Exercise details
Copy each line of the data below with the word "porslinstillv".

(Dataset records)
BEGIN
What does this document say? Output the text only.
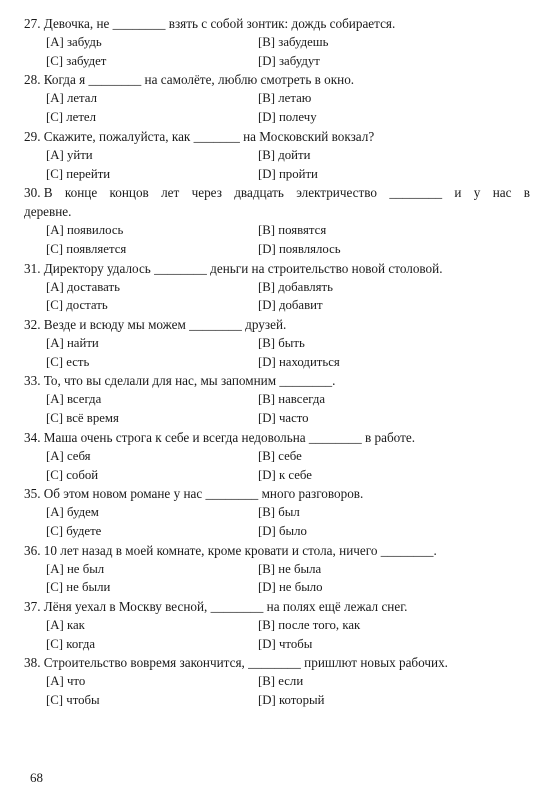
27.
Девочка, не ________ взять с собой зонтик: дождь собирается.
[A] забудь	[B] забудешь
[C] забудет	[D] забудут
28.
Когда я ________ на самолёте, люблю смотреть в окно.
[A] летал	[B] летаю
[C] летел	[D] полечу
29.
Скажите, пожалуйста, как _______ на Московский вокзал?
[A] уйти	[B] дойти
[C] перейти	[D] пройти
30.
В конце концов лет через двадцать электричество ________ и у нас в
деревне.
[A] появилось	[B] появятся
[C] появляется	[D] появлялось
31.
Директору удалось ________ деньги на строительство новой столовой.
[A] доставать	[B] добавлять
[C] достать	[D] добавит
32.
Везде и всюду мы можем ________ друзей.
[A] найти	[B] быть
[C] есть	[D] находиться
33.
То, что вы сделали для нас, мы запомним ________.
[A] всегда	[B] навсегда
[C] всё время	[D] часто
34.
Маша очень строга к себе и всегда недовольна ________ в работе.
[A] себя	[B] себе
[C] собой	[D] к себе
35.
Об этом новом романе у нас ________ много разговоров.
[A] будем	[B] был
[C] будете	[D] было
36.
10 лет назад в моей комнате, кроме кровати и стола, ничего ________.
[A] не был	[B] не была
[C] не были	[D] не было
37.
Лёня уехал в Москву весной, ________ на полях ещё лежал снег.
[A] как	[B] после того, как
[C] когда	[D] чтобы
38.
Строительство вовремя закончится, ________ пришлют новых рабочих.
[A] что	[B] если
[C] чтобы	[D] который
68
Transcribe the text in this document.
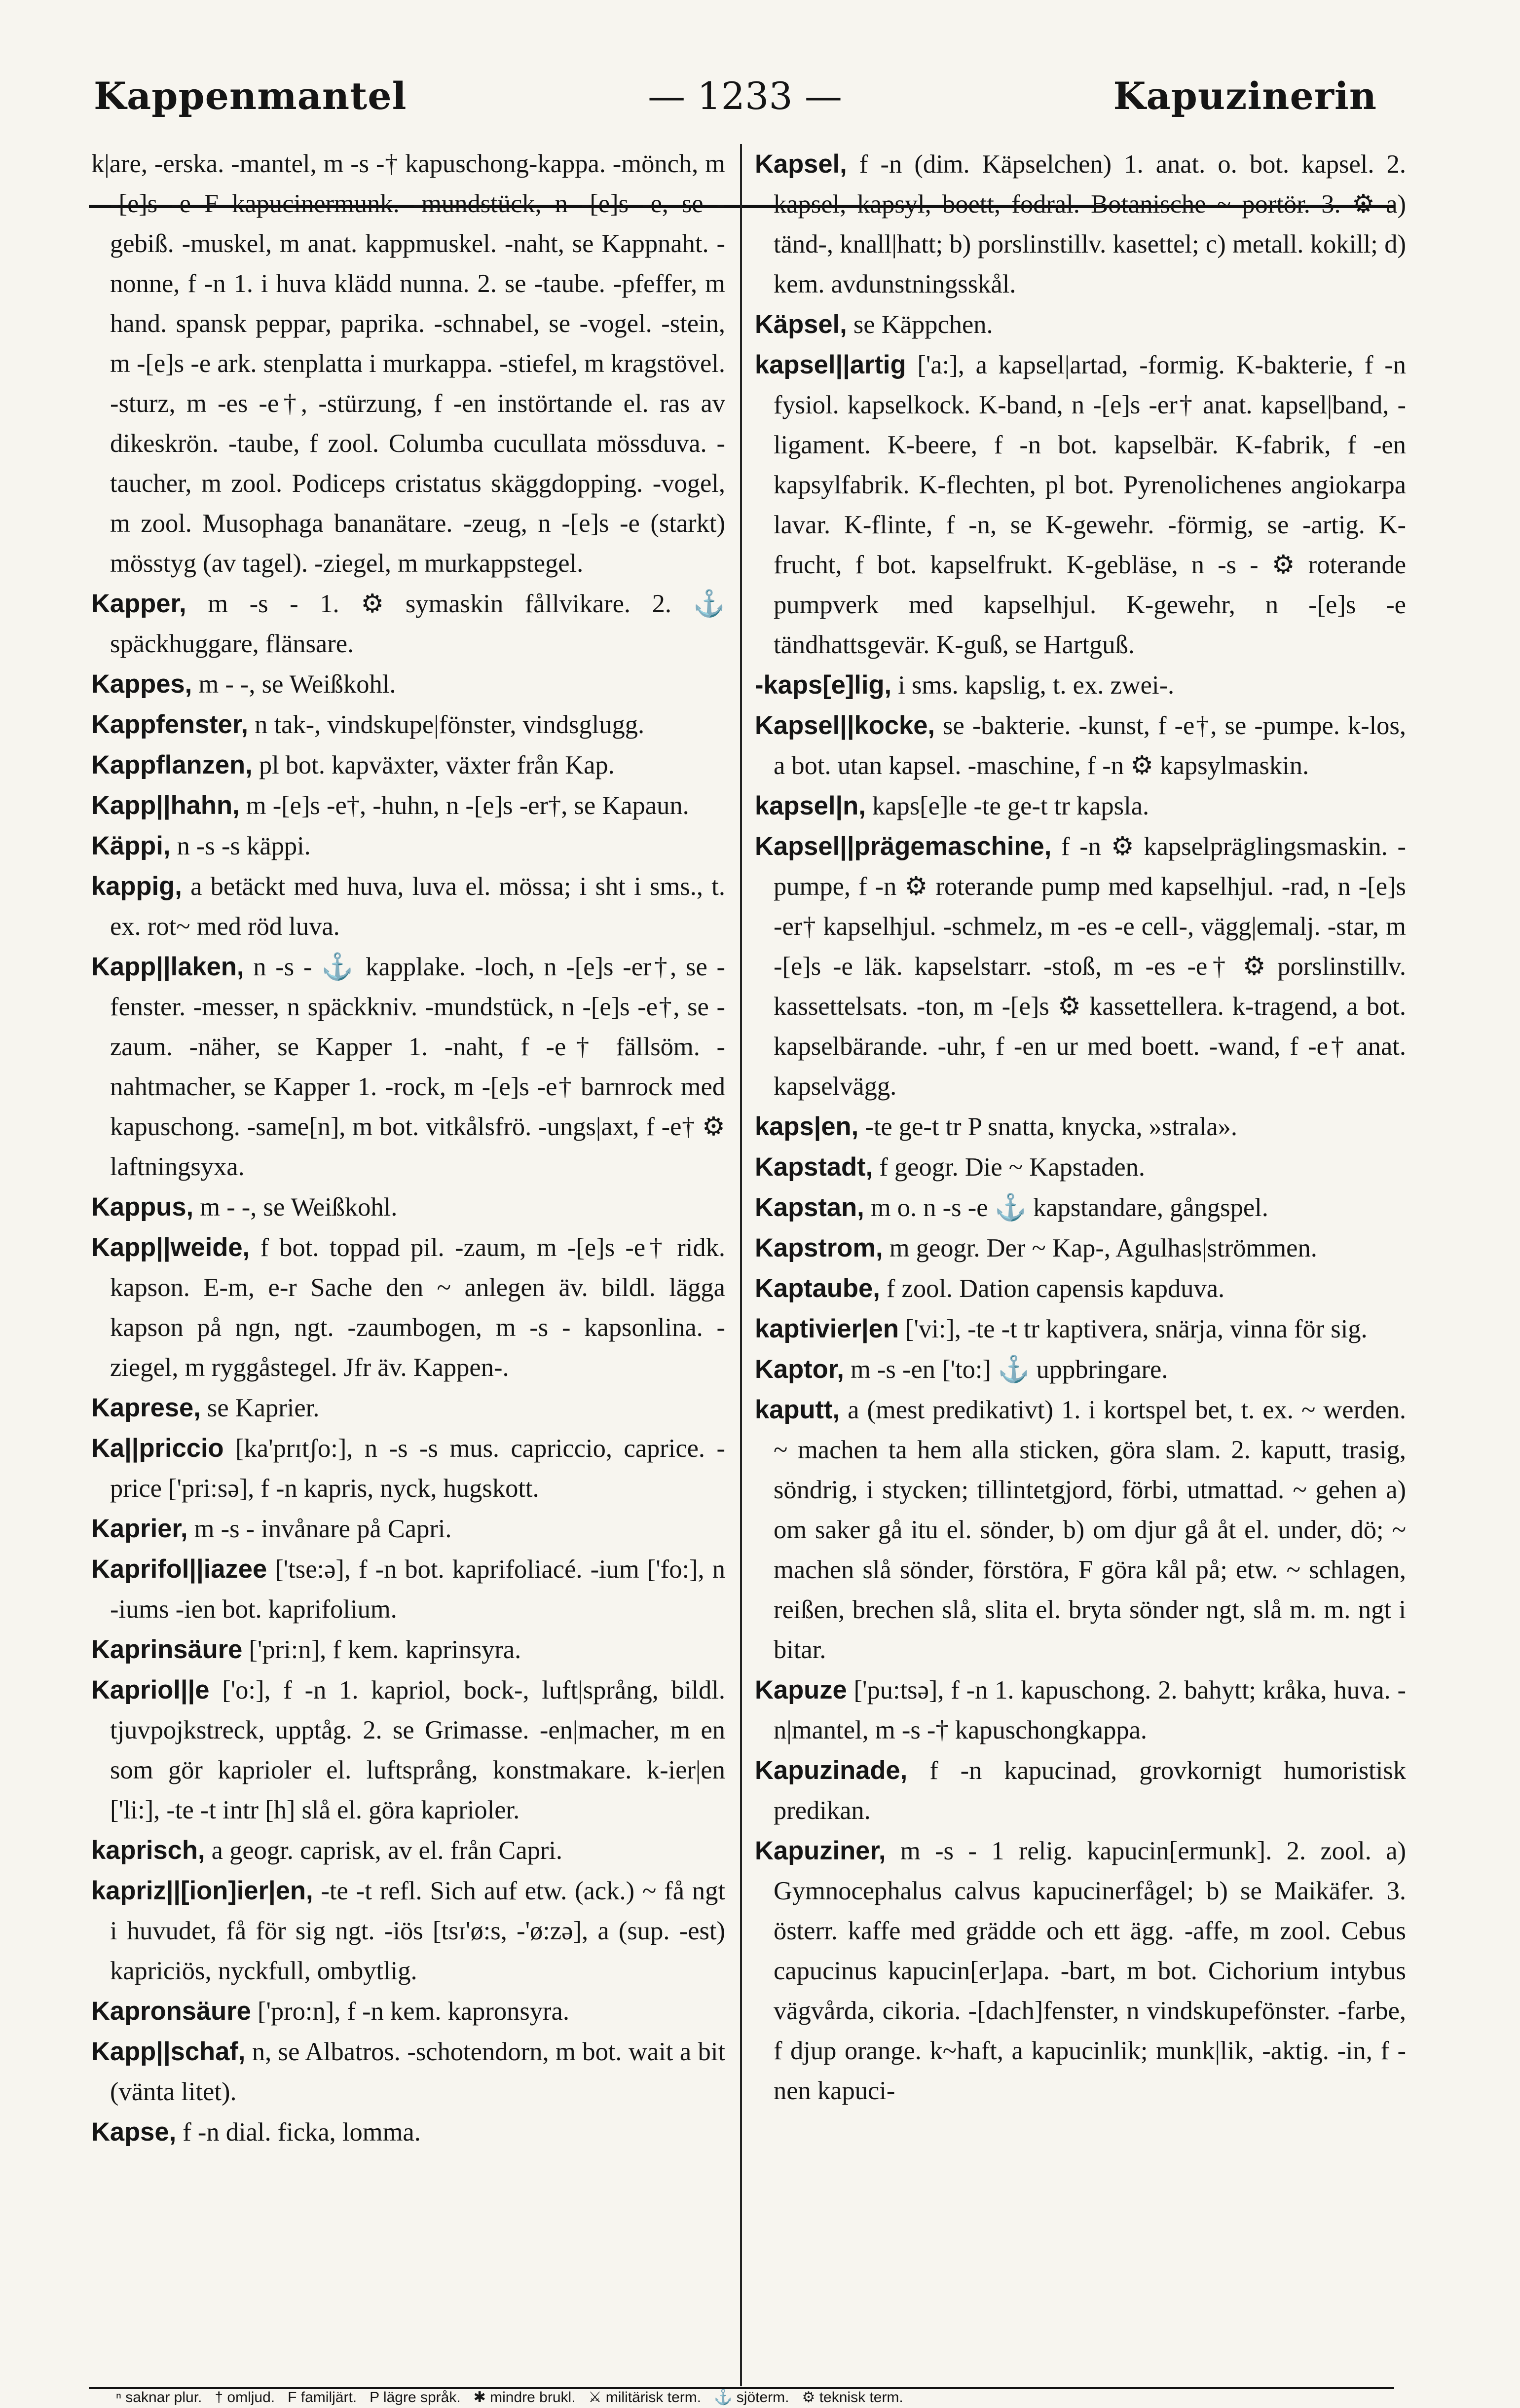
Kappenmantel	— 1233 —	Kapuzinerin

k|are, -erska. -mantel, m -s -† kapuschong-kappa. -mönch, m -[e]s -e F kapucinermunk. -mundstück, n -[e]s -e, se -gebiß. -muskel, m anat. kappmuskel. -naht, se Kappnaht. -nonne, f -n 1. i huva klädd nunna. 2. se -taube. -pfeffer, m hand. spansk peppar, paprika. -schnabel, se -vogel. -stein, m -[e]s -e ark. stenplatta i murkappa. -stiefel, m kragstövel. -sturz, m -es -e†, -stürzung, f -en instörtande el. ras av dikeskrön. -taube, f zool. Columba cucullata mössduva. -taucher, m zool. Podiceps cristatus skäggdopping. -vogel, m zool. Musophaga bananätare. -zeug, n -[e]s -e (starkt) mösstyg (av tagel). -ziegel, m murkappstegel.

Kapper, m -s - 1. ⚙ symaskin fållvikare. 2. ⚓ späckhuggare, flänsare.

Kappes, m - -, se Weißkohl.

Kappfenster, n tak-, vindskupe|fönster, vindsglugg.

Kappflanzen, pl bot. kapväxter, växter från Kap.

Kapp||hahn, m -[e]s -e†, -huhn, n -[e]s -er†, se Kapaun.

Käppi, n -s -s käppi.

kappig, a betäckt med huva, luva el. mössa; i sht i sms., t. ex. rot~ med röd luva.

Kapp||laken, n -s - ⚓ kapplake. -loch, n -[e]s -er†, se -fenster. -messer, n späckkniv. -mundstück, n -[e]s -e†, se -zaum. -näher, se Kapper 1. -naht, f -e† fällsöm. -nahtmacher, se Kapper 1. -rock, m -[e]s -e† barnrock med kapuschong. -same[n], m bot. vitkålsfrö. -ungs|axt, f -e† ⚙ laftningsyxa.

Kappus, m - -, se Weißkohl.

Kapp||weide, f bot. toppad pil. -zaum, m -[e]s -e† ridk. kapson. E-m, e-r Sache den ~ anlegen äv. bildl. lägga kapson på ngn, ngt. -zaumbogen, m -s - kapsonlina. -ziegel, m ryggåstegel. Jfr äv. Kappen-.

Kaprese, se Kaprier.

Ka||priccio [ka'prɪtʃo:], n -s -s mus. capriccio, caprice. -price ['pri:sə], f -n kapris, nyck, hugskott.

Kaprier, m -s - invånare på Capri.

Kaprifol||iazee ['tse:ə], f -n bot. kaprifoliacé. -ium ['fo:], n -iums -ien bot. kaprifolium.

Kaprinsäure ['pri:n], f kem. kaprinsyra.

Kapriol||e ['o:], f -n 1. kapriol, bock-, luft|språng, bildl. tjuvpojkstreck, upptåg. 2. se Grimasse. -en|macher, m en som gör kaprioler el. luftsprång, konstmakare. k-ier|en ['li:], -te -t intr [h] slå el. göra kaprioler.

kaprisch, a geogr. caprisk, av el. från Capri.

kapriz||[ion]ier|en, -te -t refl. Sich auf etw. (ack.) ~ få ngt i huvudet, få för sig ngt. -iös [tsɪ'ø:s, -'ø:zə], a (sup. -est) kapriciös, nyckfull, ombytlig.

Kapronsäure ['pro:n], f -n kem. kapronsyra.

Kapp||schaf, n, se Albatros. -schotendorn, m bot. wait a bit (vänta litet).

Kapse, f -n dial. ficka, lomma.

Kapsel, f -n (dim. Käpselchen) 1. anat. o. bot. kapsel. 2. kapsel, kapsyl, boett, fodral. Botanische ~ portör. 3. ⚙ a) tänd-, knall|hatt; b) porslinstillv. kasettel; c) metall. kokill; d) kem. avdunstningsskål.

Käpsel, se Käppchen.

kapsel||artig ['a:], a kapsel|artad, -formig. K-bakterie, f -n fysiol. kapselkock. K-band, n -[e]s -er† anat. kapsel|band, -ligament. K-beere, f -n bot. kapselbär. K-fabrik, f -en kapsylfabrik. K-flechten, pl bot. Pyrenolichenes angiokarpa lavar. K-flinte, f -n, se K-gewehr. -förmig, se -artig. K-frucht, f bot. kapselfrukt. K-gebläse, n -s - ⚙ roterande pumpverk med kapselhjul. K-gewehr, n -[e]s -e tändhattsgevär. K-guß, se Hartguß.

-kaps[e]lig, i sms. kapslig, t. ex. zwei-.

Kapsel||kocke, se -bakterie. -kunst, f -e†, se -pumpe. k-los, a bot. utan kapsel. -maschine, f -n ⚙ kapsylmaskin.

kapsel|n, kaps[e]le -te ge-t tr kapsla.

Kapsel||prägemaschine, f -n ⚙ kapselpräglingsmaskin. -pumpe, f -n ⚙ roterande pump med kapselhjul. -rad, n -[e]s -er† kapselhjul. -schmelz, m -es -e cell-, vägg|emalj. -star, m -[e]s -e läk. kapselstarr. -stoß, m -es -e† ⚙ porslinstillv. kassettelsats. -ton, m -[e]s ⚙ kassettellera. k-tragend, a bot. kapselbärande. -uhr, f -en ur med boett. -wand, f -e† anat. kapselvägg.

kaps|en, -te ge-t tr P snatta, knycka, »strala».

Kapstadt, f geogr. Die ~ Kapstaden.

Kapstan, m o. n -s -e ⚓ kapstandare, gångspel.

Kapstrom, m geogr. Der ~ Kap-, Agulhas|strömmen.

Kaptaube, f zool. Dation capensis kapduva.

kaptivier|en ['vi:], -te -t tr kaptivera, snärja, vinna för sig.

Kaptor, m -s -en ['to:] ⚓ uppbringare.

kaputt, a (mest predikativt) 1. i kortspel bet, t. ex. ~ werden. ~ machen ta hem alla sticken, göra slam. 2. kaputt, trasig, söndrig, i stycken; tillintetgjord, förbi, utmattad. ~ gehen a) om saker gå itu el. sönder, b) om djur gå åt el. under, dö; ~ machen slå sönder, förstöra, F göra kål på; etw. ~ schlagen, reißen, brechen slå, slita el. bryta sönder ngt, slå m. m. ngt i bitar.

Kapuze ['pu:tsə], f -n 1. kapuschong. 2. bahytt; kråka, huva. -n|mantel, m -s -† kapuschongkappa.

Kapuzinade, f -n kapucinad, grovkornigt humoristisk predikan.

Kapuziner, m -s - 1 relig. kapucin[ermunk]. 2. zool. a) Gymnocephalus calvus kapucinerfågel; b) se Maikäfer. 3. österr. kaffe med grädde och ett ägg. -affe, m zool. Cebus capucinus kapucin[er]apa. -bart, m bot. Cichorium intybus vägvårda, cikoria. -[dach]fenster, n vindskupefönster. -farbe, f djup orange. k~haft, a kapucinlik; munk|lik, -aktig. -in, f -nen kapuci-

ⁿ saknar plur. † omljud. F familjärt. P lägre språk. ✱ mindre brukl. ⚔ militärisk term. ⚓ sjöterm. ⚙ teknisk term.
END
Full response
Kapsel, f -n (dim. Käpselchen) 1. anat. o. bot. kapsel. 2. kapsel, kapsyl, boett, fodral. Botanische ~ portör. 3. ⚙ a) tänd-, knall|hatt; b) porslinstillv. kasettel; c) metall. kokill; d) kem. avdunstningsskål.
Kapsel||prägemaschine, f -n ⚙ kapselpräglingsmaskin. -pumpe, f -n ⚙ roterande pump med kapselhjul. -rad, n -[e]s -er† kapselhjul. -schmelz, m -es -e cell-, vägg|emalj. -star, m -[e]s -e läk. kapselstarr. -stoß, m -es -e† ⚙ porslinstillv. kassettelsats. -ton, m -[e]s ⚙ kassettellera. k-tragend, a bot. kapselbärande. -uhr, f -en ur med boett. -wand, f -e† anat. kapselvägg.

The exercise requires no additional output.